* _GIVEN REQUEST_:
Copy the entries below exactly. Images do not belong in the copy.

━━━ PROVIDED RECORDS

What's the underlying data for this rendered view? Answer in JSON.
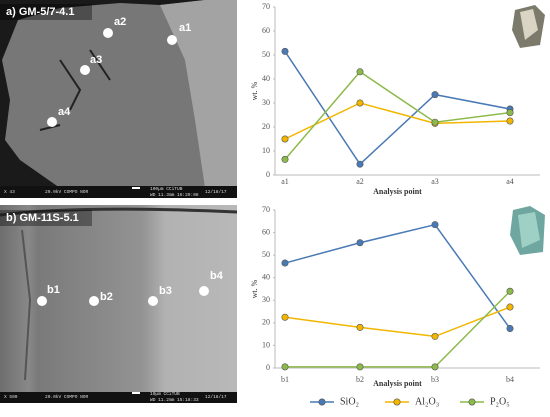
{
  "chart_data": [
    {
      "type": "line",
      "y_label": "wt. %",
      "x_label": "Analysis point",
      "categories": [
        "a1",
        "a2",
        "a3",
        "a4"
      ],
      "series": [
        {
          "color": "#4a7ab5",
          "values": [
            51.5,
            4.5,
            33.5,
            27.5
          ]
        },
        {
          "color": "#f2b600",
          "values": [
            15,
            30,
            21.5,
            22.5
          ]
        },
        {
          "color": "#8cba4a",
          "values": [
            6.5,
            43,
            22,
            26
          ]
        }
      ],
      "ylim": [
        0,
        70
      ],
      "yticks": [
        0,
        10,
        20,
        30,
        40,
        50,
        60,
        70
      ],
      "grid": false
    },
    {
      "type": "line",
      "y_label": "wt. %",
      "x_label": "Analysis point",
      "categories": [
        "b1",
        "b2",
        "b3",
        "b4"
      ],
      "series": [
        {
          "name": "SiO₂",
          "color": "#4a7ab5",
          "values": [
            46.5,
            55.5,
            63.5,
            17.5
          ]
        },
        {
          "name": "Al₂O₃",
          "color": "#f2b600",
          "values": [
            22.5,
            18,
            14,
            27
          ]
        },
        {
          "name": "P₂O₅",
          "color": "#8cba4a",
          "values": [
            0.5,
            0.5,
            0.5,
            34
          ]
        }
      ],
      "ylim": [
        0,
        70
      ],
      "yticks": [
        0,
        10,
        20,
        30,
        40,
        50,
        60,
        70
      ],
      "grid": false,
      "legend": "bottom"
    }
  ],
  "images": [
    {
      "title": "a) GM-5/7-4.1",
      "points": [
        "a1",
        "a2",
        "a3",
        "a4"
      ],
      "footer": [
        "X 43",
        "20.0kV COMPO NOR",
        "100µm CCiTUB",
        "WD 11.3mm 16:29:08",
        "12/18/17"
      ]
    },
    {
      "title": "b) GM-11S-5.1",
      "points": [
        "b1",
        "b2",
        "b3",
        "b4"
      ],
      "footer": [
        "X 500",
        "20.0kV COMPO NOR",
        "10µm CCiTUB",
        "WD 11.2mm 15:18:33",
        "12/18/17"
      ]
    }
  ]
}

━━━━━━

* _WRITTEN ANSWER_:
What's the underlying data for this rendered view? Answer in JSON.
{
  "chart_data": [
    {
      "type": "line",
      "y_label": "wt. %",
      "x_label": "Analysis point",
      "categories": [
        "a1",
        "a2",
        "a3",
        "a4"
      ],
      "series": [
        {
          "color": "#4a7ab5",
          "values": [
            51.5,
            4.5,
            33.5,
            27.5
          ]
        },
        {
          "color": "#f2b600",
          "values": [
            15,
            30,
            21.5,
            22.5
          ]
        },
        {
          "color": "#8cba4a",
          "values": [
            6.5,
            43,
            22,
            26
          ]
        }
      ],
      "ylim": [
        0,
        70
      ],
      "yticks": [
        0,
        10,
        20,
        30,
        40,
        50,
        60,
        70
      ],
      "grid": false
    },
    {
      "type": "line",
      "y_label": "wt. %",
      "x_label": "Analysis point",
      "categories": [
        "b1",
        "b2",
        "b3",
        "b4"
      ],
      "series": [
        {
          "name": "SiO₂",
          "color": "#4a7ab5",
          "values": [
            46.5,
            55.5,
            63.5,
            17.5
          ]
        },
        {
          "name": "Al₂O₃",
          "color": "#f2b600",
          "values": [
            22.5,
            18,
            14,
            27
          ]
        },
        {
          "name": "P₂O₅",
          "color": "#8cba4a",
          "values": [
            0.5,
            0.5,
            0.5,
            34
          ]
        }
      ],
      "ylim": [
        0,
        70
      ],
      "yticks": [
        0,
        10,
        20,
        30,
        40,
        50,
        60,
        70
      ],
      "grid": false,
      "legend": "bottom"
    }
  ],
  "images": [
    {
      "title": "a) GM-5/7-4.1",
      "points": [
        "a1",
        "a2",
        "a3",
        "a4"
      ],
      "footer": [
        "X 43",
        "20.0kV COMPO NOR",
        "100µm CCiTUB",
        "WD 11.3mm 16:29:08",
        "12/18/17"
      ]
    },
    {
      "title": "b) GM-11S-5.1",
      "points": [
        "b1",
        "b2",
        "b3",
        "b4"
      ],
      "footer": [
        "X 500",
        "20.0kV COMPO NOR",
        "10µm CCiTUB",
        "WD 11.2mm 15:18:33",
        "12/18/17"
      ]
    }
  ]
}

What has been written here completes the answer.